## Challenge
Return the whole listing exactly as it stands.

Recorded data
= = =

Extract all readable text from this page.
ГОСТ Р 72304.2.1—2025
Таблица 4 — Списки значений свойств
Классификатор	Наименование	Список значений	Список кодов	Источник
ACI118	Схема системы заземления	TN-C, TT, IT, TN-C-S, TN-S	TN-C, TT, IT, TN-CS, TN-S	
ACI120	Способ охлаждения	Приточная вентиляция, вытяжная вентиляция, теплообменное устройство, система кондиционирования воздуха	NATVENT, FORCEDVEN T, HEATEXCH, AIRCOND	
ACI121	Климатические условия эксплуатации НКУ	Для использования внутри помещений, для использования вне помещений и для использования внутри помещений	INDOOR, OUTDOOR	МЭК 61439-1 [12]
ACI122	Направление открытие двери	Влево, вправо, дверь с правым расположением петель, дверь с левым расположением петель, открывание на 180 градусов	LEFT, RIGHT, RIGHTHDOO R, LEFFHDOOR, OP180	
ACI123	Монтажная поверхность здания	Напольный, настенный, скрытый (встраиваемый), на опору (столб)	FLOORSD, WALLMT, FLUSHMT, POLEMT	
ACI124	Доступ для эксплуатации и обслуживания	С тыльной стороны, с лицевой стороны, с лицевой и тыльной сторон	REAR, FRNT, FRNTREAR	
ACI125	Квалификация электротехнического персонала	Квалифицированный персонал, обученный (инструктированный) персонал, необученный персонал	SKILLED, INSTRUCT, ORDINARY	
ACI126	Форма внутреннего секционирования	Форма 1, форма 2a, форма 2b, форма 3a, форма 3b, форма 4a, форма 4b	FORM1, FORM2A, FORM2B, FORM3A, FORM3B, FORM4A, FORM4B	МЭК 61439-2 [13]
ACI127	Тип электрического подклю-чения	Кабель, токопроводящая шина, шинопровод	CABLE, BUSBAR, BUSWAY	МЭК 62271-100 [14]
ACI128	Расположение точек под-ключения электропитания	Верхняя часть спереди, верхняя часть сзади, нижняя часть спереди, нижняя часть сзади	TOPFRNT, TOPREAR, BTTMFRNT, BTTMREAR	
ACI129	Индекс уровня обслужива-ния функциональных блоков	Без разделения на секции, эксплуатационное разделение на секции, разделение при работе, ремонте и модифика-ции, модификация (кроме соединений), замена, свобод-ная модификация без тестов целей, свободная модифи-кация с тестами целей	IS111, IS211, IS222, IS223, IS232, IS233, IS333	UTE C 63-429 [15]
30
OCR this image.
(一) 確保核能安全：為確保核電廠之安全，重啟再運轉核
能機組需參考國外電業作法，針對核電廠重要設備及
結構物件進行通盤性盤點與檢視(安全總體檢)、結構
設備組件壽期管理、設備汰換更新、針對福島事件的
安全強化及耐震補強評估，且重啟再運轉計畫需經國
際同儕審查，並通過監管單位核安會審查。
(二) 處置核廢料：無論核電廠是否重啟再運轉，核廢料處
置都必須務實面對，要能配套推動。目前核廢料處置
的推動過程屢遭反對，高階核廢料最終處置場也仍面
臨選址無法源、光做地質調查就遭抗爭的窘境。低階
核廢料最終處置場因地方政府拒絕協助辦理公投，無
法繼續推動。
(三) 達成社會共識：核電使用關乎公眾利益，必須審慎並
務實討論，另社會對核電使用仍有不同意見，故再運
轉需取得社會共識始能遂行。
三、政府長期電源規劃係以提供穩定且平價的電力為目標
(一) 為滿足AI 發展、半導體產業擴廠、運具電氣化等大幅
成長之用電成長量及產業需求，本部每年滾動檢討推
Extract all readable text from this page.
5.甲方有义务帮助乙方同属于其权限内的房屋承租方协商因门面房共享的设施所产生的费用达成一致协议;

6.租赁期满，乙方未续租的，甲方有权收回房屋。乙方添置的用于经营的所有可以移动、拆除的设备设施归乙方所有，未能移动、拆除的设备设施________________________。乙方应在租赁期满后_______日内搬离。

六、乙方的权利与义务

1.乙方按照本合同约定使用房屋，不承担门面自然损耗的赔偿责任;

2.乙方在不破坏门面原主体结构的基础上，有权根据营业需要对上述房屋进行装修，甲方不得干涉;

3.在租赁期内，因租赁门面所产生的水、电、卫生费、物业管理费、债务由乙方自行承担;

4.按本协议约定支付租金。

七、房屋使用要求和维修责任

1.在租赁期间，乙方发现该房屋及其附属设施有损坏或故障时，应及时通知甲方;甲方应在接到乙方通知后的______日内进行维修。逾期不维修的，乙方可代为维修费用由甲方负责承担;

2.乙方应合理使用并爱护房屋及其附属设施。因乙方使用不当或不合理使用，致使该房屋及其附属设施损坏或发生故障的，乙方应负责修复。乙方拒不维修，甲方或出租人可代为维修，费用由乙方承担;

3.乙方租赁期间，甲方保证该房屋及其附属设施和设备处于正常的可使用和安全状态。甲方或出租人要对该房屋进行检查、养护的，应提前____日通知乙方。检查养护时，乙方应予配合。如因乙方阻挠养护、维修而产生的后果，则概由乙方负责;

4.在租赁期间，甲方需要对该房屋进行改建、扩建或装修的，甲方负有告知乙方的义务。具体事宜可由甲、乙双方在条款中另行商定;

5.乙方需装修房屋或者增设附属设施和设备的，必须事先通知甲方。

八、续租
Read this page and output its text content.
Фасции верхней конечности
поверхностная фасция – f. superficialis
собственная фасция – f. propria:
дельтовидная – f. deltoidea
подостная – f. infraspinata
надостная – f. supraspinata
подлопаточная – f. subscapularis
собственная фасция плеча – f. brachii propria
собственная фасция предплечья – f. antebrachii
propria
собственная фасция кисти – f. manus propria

= = =

## Response
Extract all readable text from this page.
ГОСТ Р 72304.2.1—2025
Таблица 4 — Списки значений свойств
Классификатор	Наименование	Список значений	Список кодов	Источник
ACI118	Схема системы заземления	TN-C, TT, IT, TN-C-S, TN-S	TN-C, TT, IT, TN-CS, TN-S	
ACI120	Способ охлаждения	Приточная вентиляция, вытяжная вентиляция, теплообменное устройство, система кондиционирования воздуха	NATVENT, FORCEDVEN T, HEATEXCH, AIRCOND	
ACI121	Климатические условия эксплуатации НКУ	Для использования внутри помещений, для использования вне помещений и для использования внутри помещений	INDOOR, OUTDOOR	МЭК 61439-1 [12]
ACI122	Направление открытие двери	Влево, вправо, дверь с правым расположением петель, дверь с левым расположением петель, открывание на 180 градусов	LEFT, RIGHT, RIGHTHDOO R, LEFFHDOOR, OP180	
ACI123	Монтажная поверхность здания	Напольный, настенный, скрытый (встраиваемый), на опору (столб)	FLOORSD, WALLMT, FLUSHMT, POLEMT	
ACI124	Доступ для эксплуатации и обслуживания	С тыльной стороны, с лицевой стороны, с лицевой и тыльной сторон	REAR, FRNT, FRNTREAR	
ACI125	Квалификация электротехнического персонала	Квалифицированный персонал, обученный (инструктированный) персонал, необученный персонал	SKILLED, INSTRUCT, ORDINARY	
ACI126	Форма внутреннего секционирования	Форма 1, форма 2a, форма 2b, форма 3a, форма 3b, форма 4a, форма 4b	FORM1, FORM2A, FORM2B, FORM3A, FORM3B, FORM4A, FORM4B	МЭК 61439-2 [13]
ACI127	Тип электрического подклю-чения	Кабель, токопроводящая шина, шинопровод	CABLE, BUSBAR, BUSWAY	МЭК 62271-100 [14]
ACI128	Расположение точек под-ключения электропитания	Верхняя часть спереди, верхняя часть сзади, нижняя часть спереди, нижняя часть сзади	TOPFRNT, TOPREAR, BTTMFRNT, BTTMREAR	
ACI129	Индекс уровня обслужива-ния функциональных блоков	Без разделения на секции, эксплуатационное разделение на секции, разделение при работе, ремонте и модифика-ции, модификация (кроме соединений), замена, свобод-ная модификация без тестов целей, свободная модифи-кация с тестами целей	IS111, IS211, IS222, IS223, IS232, IS233, IS333	UTE C 63-429 [15]
30
OCR this image.
(一) 確保核能安全：為確保核電廠之安全，重啟再運轉核
能機組需參考國外電業作法，針對核電廠重要設備及
結構物件進行通盤性盤點與檢視(安全總體檢)、結構
設備組件壽期管理、設備汰換更新、針對福島事件的
安全強化及耐震補強評估，且重啟再運轉計畫需經國
際同儕審查，並通過監管單位核安會審查。
(二) 處置核廢料：無論核電廠是否重啟再運轉，核廢料處
置都必須務實面對，要能配套推動。目前核廢料處置
的推動過程屢遭反對，高階核廢料最終處置場也仍面
臨選址無法源、光做地質調查就遭抗爭的窘境。低階
核廢料最終處置場因地方政府拒絕協助辦理公投，無
法繼續推動。
(三) 達成社會共識：核電使用關乎公眾利益，必須審慎並
務實討論，另社會對核電使用仍有不同意見，故再運
轉需取得社會共識始能遂行。
三、政府長期電源規劃係以提供穩定且平價的電力為目標
(一) 為滿足AI 發展、半導體產業擴廠、運具電氣化等大幅
成長之用電成長量及產業需求，本部每年滾動檢討推
Extract all readable text from this page.
5.甲方有义务帮助乙方同属于其权限内的房屋承租方协商因门面房共享的设施所产生的费用达成一致协议;

6.租赁期满，乙方未续租的，甲方有权收回房屋。乙方添置的用于经营的所有可以移动、拆除的设备设施归乙方所有，未能移动、拆除的设备设施________________________。乙方应在租赁期满后_______日内搬离。

六、乙方的权利与义务

1.乙方按照本合同约定使用房屋，不承担门面自然损耗的赔偿责任;

2.乙方在不破坏门面原主体结构的基础上，有权根据营业需要对上述房屋进行装修，甲方不得干涉;

3.在租赁期内，因租赁门面所产生的水、电、卫生费、物业管理费、债务由乙方自行承担;

4.按本协议约定支付租金。

七、房屋使用要求和维修责任

1.在租赁期间，乙方发现该房屋及其附属设施有损坏或故障时，应及时通知甲方;甲方应在接到乙方通知后的______日内进行维修。逾期不维修的，乙方可代为维修费用由甲方负责承担;

2.乙方应合理使用并爱护房屋及其附属设施。因乙方使用不当或不合理使用，致使该房屋及其附属设施损坏或发生故障的，乙方应负责修复。乙方拒不维修，甲方或出租人可代为维修，费用由乙方承担;

3.乙方租赁期间，甲方保证该房屋及其附属设施和设备处于正常的可使用和安全状态。甲方或出租人要对该房屋进行检查、养护的，应提前____日通知乙方。检查养护时，乙方应予配合。如因乙方阻挠养护、维修而产生的后果，则概由乙方负责;

4.在租赁期间，甲方需要对该房屋进行改建、扩建或装修的，甲方负有告知乙方的义务。具体事宜可由甲、乙双方在条款中另行商定;

5.乙方需装修房屋或者增设附属设施和设备的，必须事先通知甲方。

八、续租
Read this page and output its text content.
Фасции верхней конечности
поверхностная фасция – f. superficialis
собственная фасция – f. propria:
дельтовидная – f. deltoidea
подостная – f. infraspinata
надостная – f. supraspinata
подлопаточная – f. subscapularis
собственная фасция плеча – f. brachii propria
собственная фасция предплечья – f. antebrachii
propria
собственная фасция кисти – f. manus propria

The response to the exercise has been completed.